| Goal of the exercise |
Below are some records. Quote exactly the lines from the one that contains "Convert this document image to plain text." through the last, both included, and leave out the pictures.

| Materials provided |
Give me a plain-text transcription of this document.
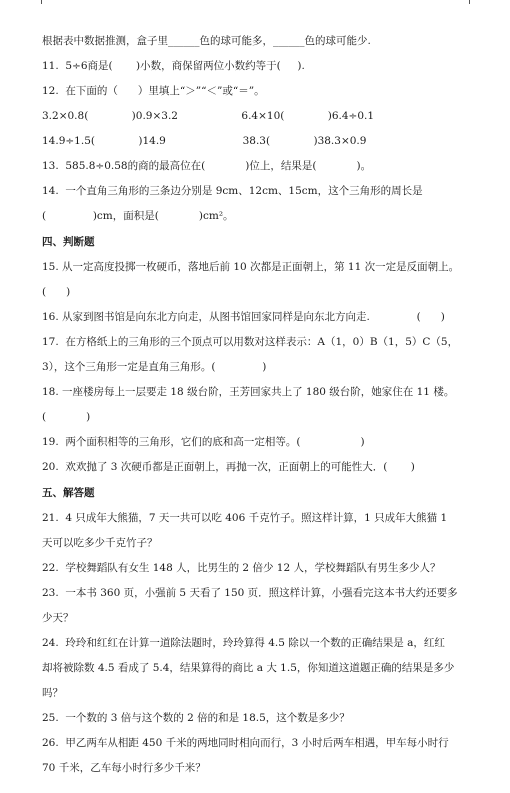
根据表中数据推测，盒子里______色的球可能多，______色的球可能少.
11.  5÷6商是(       )小数，商保留两位小数约等于(     ).
12.  在下面的（      ）里填上“＞”“＜”或“＝”。
3.2×0.8(             )0.9×3.2                   6.4×10(             )6.4÷0.1
14.9÷1.5(             )14.9                       38.3(             )38.3×0.9
13.  585.8÷0.58的商的最高位在(            )位上，结果是(            )。
14.  一个直角三角形的三条边分别是 9cm、12cm、15cm，这个三角形的周长是
(              )cm，面积是(            )cm²。
四、判断题
15. 从一定高度投掷一枚硬币，落地后前 10 次都是正面朝上，第 11 次一定是反面朝上。
(      )
16. 从家到图书馆是向东北方向走，从图书馆回家同样是向东北方向走.              (      )
17.  在方格纸上的三角形的三个顶点可以用数对这样表示：A（1，0）B（1，5）C（5，
3），这个三角形一定是直角三角形。(              )
18. 一座楼房每上一层要走 18 级台阶，王芳回家共上了 180 级台阶，她家住在 11 楼。
(            )
19.  两个面积相等的三角形，它们的底和高一定相等。(                  )
20.  欢欢抛了 3 次硬币都是正面朝上，再抛一次，正面朝上的可能性大．(       )
五、解答题
21.  4 只成年大熊猫，7 天一共可以吃 406 千克竹子。照这样计算，1 只成年大熊猫 1
天可以吃多少千克竹子？
22.  学校舞蹈队有女生 148 人，比男生的 2 倍少 12 人，学校舞蹈队有男生多少人？
23.  一本书 360 页，小强前 5 天看了 150 页．照这样计算，小强看完这本书大约还要多
少天？
24.  玲玲和红红在计算一道除法题时，玲玲算得 4.5 除以一个数的正确结果是 a，红红
却将被除数 4.5 看成了 5.4，结果算得的商比 a 大 1.5，你知道这道题正确的结果是多少
吗？
25.  一个数的 3 倍与这个数的 2 倍的和是 18.5，这个数是多少？
26.  甲乙两车从相距 450 千米的两地同时相向而行，3 小时后两车相遇，甲车每小时行
70 千米，乙车每小时行多少千米？
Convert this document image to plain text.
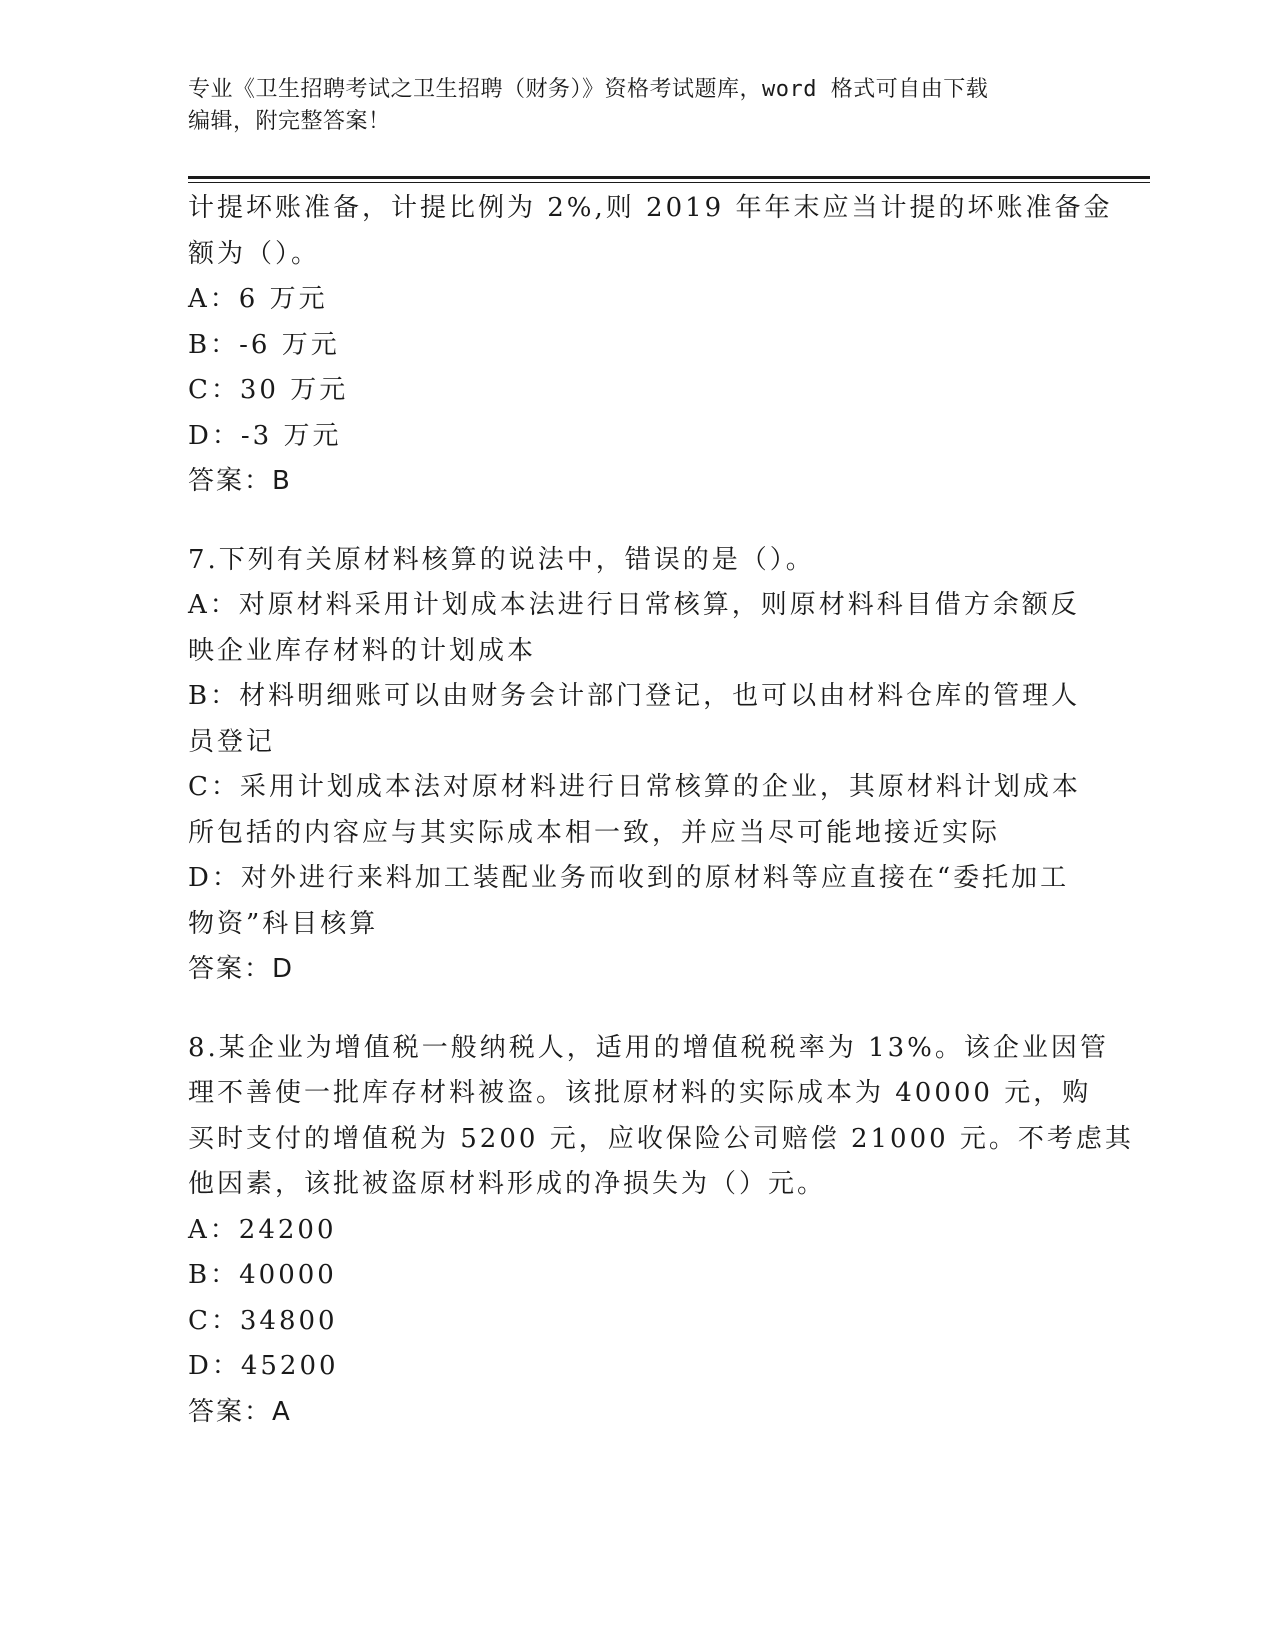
专业《卫生招聘考试之卫生招聘（财务）》资格考试题库，word 格式可自由下载
编辑，附完整答案！
计提坏账准备，计提比例为 2%,则 2019 年年末应当计提的坏账准备金
额为（）。
A：6 万元
B：-6 万元
C：30 万元
D：-3 万元
答案：B
7.下列有关原材料核算的说法中，错误的是（）。
A：对原材料采用计划成本法进行日常核算，则原材料科目借方余额反
映企业库存材料的计划成本
B：材料明细账可以由财务会计部门登记，也可以由材料仓库的管理人
员登记
C：采用计划成本法对原材料进行日常核算的企业，其原材料计划成本
所包括的内容应与其实际成本相一致，并应当尽可能地接近实际
D：对外进行来料加工装配业务而收到的原材料等应直接在“委托加工
物资”科目核算
答案：D
8.某企业为增值税一般纳税人，适用的增值税税率为 13%。该企业因管
理不善使一批库存材料被盗。该批原材料的实际成本为 40000 元，购
买时支付的增值税为 5200 元，应收保险公司赔偿 21000 元。不考虑其
他因素，该批被盗原材料形成的净损失为（）元。
A：24200
B：40000
C：34800
D：45200
答案：A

| Solution to this problem |
Convert this document image to plain text.
专业《卫生招聘考试之卫生招聘（财务）》资格考试题库，word 格式可自由下载
编辑，附完整答案！
计提坏账准备，计提比例为 2%,则 2019 年年末应当计提的坏账准备金
额为（）。
A：6 万元
B：-6 万元
C：30 万元
D：-3 万元
答案：B
7.下列有关原材料核算的说法中，错误的是（）。
A：对原材料采用计划成本法进行日常核算，则原材料科目借方余额反
映企业库存材料的计划成本
B：材料明细账可以由财务会计部门登记，也可以由材料仓库的管理人
员登记
C：采用计划成本法对原材料进行日常核算的企业，其原材料计划成本
所包括的内容应与其实际成本相一致，并应当尽可能地接近实际
D：对外进行来料加工装配业务而收到的原材料等应直接在“委托加工
物资”科目核算
答案：D
8.某企业为增值税一般纳税人，适用的增值税税率为 13%。该企业因管
理不善使一批库存材料被盗。该批原材料的实际成本为 40000 元，购
买时支付的增值税为 5200 元，应收保险公司赔偿 21000 元。不考虑其
他因素，该批被盗原材料形成的净损失为（）元。
A：24200
B：40000
C：34800
D：45200
答案：A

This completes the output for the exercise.